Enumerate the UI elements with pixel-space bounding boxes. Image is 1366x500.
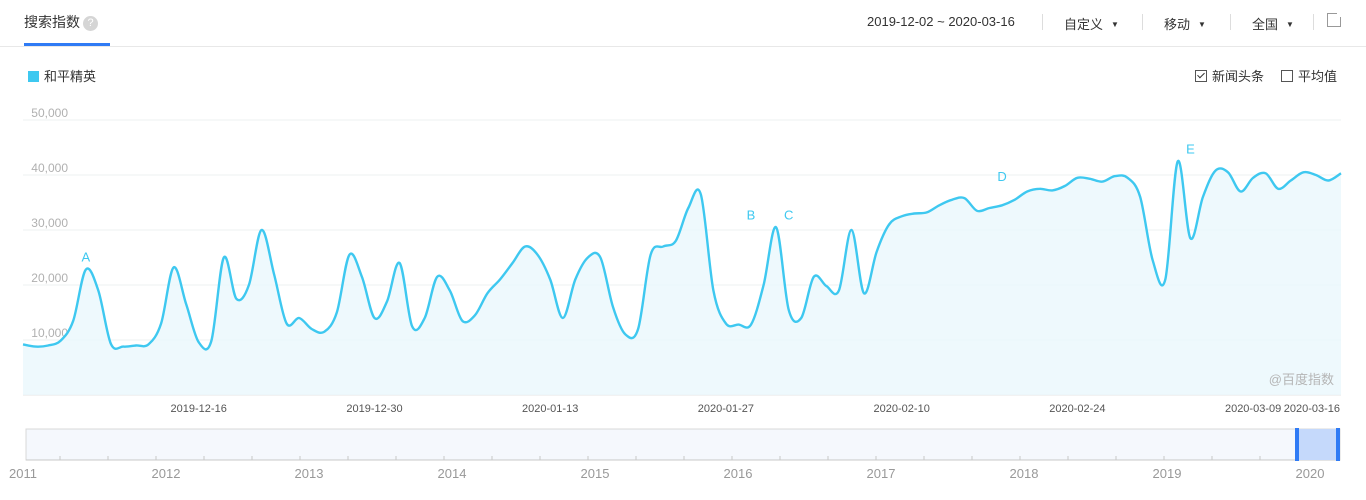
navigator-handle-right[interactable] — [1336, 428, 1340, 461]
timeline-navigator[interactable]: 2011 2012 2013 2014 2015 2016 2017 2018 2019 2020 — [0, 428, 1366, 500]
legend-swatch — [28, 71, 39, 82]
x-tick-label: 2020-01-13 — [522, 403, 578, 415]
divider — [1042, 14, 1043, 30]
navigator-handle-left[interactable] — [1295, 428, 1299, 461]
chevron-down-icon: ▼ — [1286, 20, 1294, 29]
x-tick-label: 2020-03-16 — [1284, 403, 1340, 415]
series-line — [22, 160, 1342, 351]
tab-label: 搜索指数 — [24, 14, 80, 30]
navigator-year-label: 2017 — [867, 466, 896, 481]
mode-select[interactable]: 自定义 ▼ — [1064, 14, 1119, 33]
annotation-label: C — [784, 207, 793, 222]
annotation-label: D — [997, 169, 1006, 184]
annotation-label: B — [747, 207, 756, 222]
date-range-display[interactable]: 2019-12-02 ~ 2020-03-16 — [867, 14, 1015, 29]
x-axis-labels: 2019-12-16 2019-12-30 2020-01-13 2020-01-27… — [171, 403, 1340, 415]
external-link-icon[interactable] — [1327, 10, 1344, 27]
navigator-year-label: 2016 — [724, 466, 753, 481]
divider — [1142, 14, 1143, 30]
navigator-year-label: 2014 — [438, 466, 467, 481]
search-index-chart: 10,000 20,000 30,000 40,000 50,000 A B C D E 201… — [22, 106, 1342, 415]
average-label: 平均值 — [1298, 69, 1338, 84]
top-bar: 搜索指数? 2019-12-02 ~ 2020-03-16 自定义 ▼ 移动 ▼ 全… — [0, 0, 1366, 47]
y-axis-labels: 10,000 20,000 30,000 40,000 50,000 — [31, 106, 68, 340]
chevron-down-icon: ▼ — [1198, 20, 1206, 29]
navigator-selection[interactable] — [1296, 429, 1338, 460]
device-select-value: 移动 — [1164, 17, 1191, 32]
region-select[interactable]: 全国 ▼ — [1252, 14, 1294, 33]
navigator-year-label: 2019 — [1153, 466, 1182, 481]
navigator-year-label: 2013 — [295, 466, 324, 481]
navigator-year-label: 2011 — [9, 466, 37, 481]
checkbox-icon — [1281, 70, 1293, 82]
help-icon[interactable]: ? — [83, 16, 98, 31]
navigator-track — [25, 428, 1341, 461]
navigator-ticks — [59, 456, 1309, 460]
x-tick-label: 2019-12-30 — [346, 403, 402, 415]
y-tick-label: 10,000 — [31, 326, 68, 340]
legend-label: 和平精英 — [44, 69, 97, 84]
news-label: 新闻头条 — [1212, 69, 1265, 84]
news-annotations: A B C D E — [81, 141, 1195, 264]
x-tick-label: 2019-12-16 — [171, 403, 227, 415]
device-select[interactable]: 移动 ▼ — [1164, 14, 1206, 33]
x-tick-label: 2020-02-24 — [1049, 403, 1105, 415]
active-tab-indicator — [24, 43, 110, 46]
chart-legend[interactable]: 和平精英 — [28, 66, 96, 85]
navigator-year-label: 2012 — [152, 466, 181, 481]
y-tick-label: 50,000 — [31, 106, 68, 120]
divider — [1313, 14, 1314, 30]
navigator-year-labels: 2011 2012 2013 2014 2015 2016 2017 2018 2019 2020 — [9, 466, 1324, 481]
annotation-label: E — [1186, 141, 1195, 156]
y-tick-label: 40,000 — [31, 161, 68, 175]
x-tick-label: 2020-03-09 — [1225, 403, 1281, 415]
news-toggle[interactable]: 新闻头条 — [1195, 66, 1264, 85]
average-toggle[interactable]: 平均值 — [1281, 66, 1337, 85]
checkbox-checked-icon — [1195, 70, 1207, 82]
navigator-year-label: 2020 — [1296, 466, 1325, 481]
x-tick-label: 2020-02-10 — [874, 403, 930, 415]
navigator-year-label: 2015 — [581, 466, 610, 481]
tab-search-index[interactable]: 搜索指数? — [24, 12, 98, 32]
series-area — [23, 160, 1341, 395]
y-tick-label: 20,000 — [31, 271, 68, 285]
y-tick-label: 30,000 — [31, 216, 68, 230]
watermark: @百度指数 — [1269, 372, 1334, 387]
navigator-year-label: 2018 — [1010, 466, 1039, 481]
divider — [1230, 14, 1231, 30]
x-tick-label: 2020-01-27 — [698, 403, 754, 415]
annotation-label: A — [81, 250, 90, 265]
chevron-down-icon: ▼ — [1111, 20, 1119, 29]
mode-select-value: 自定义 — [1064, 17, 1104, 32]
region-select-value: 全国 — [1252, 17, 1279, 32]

---*---

- _EXERCISE INSTRUCTIONS_: Rewrite the items starting at the line containing "navigator-handle-right[interactable] — [1336, 428, 1340, 461]" and ending at the line containing "y-tick-label: 10,000 — [31, 326, 68, 340]", replacing "navigator-year-label" with "timeline-year-label" and leaving everything else unchanged.

- _ANSWER FOR THE TASK_:
navigator-handle-right[interactable] — [1336, 428, 1340, 461]
timeline-navigator[interactable]: 2011 2012 2013 2014 2015 2016 2017 2018 2019 2020 — [0, 428, 1366, 500]
legend-swatch — [28, 71, 39, 82]
x-tick-label: 2020-01-13 — [522, 403, 578, 415]
divider — [1042, 14, 1043, 30]
navigator-handle-left[interactable] — [1295, 428, 1299, 461]
chevron-down-icon: ▼ — [1286, 20, 1294, 29]
x-tick-label: 2020-03-16 — [1284, 403, 1340, 415]
series-line — [22, 160, 1342, 351]
tab-label: 搜索指数 — [24, 14, 80, 30]
timeline-year-label: 2017 — [867, 466, 896, 481]
mode-select[interactable]: 自定义 ▼ — [1064, 14, 1119, 33]
annotation-label: C — [784, 207, 793, 222]
annotation-label: D — [997, 169, 1006, 184]
annotation-label: B — [747, 207, 756, 222]
date-range-display[interactable]: 2019-12-02 ~ 2020-03-16 — [867, 14, 1015, 29]
x-axis-labels: 2019-12-16 2019-12-30 2020-01-13 2020-01-27… — [171, 403, 1340, 415]
external-link-icon[interactable] — [1327, 10, 1344, 27]
timeline-year-label: 2016 — [724, 466, 753, 481]
divider — [1142, 14, 1143, 30]
timeline-year-label: 2014 — [438, 466, 467, 481]
search-index-chart: 10,000 20,000 30,000 40,000 50,000 A B C D E 201… — [22, 106, 1342, 415]
average-label: 平均值 — [1298, 69, 1338, 84]
top-bar: 搜索指数? 2019-12-02 ~ 2020-03-16 自定义 ▼ 移动 ▼ 全… — [0, 0, 1366, 47]
y-axis-labels: 10,000 20,000 30,000 40,000 50,000 — [31, 106, 68, 340]
chevron-down-icon: ▼ — [1198, 20, 1206, 29]
navigator-selection[interactable] — [1296, 429, 1338, 460]
device-select-value: 移动 — [1164, 17, 1191, 32]
region-select[interactable]: 全国 ▼ — [1252, 14, 1294, 33]
timeline-year-label: 2019 — [1153, 466, 1182, 481]
timeline-year-label: 2013 — [295, 466, 324, 481]
timeline-year-label: 2011 — [9, 466, 37, 481]
checkbox-icon — [1281, 70, 1293, 82]
help-icon[interactable]: ? — [83, 16, 98, 31]
navigator-track — [25, 428, 1341, 461]
navigator-ticks — [59, 456, 1309, 460]
x-tick-label: 2019-12-30 — [346, 403, 402, 415]
y-tick-label: 10,000 — [31, 326, 68, 340]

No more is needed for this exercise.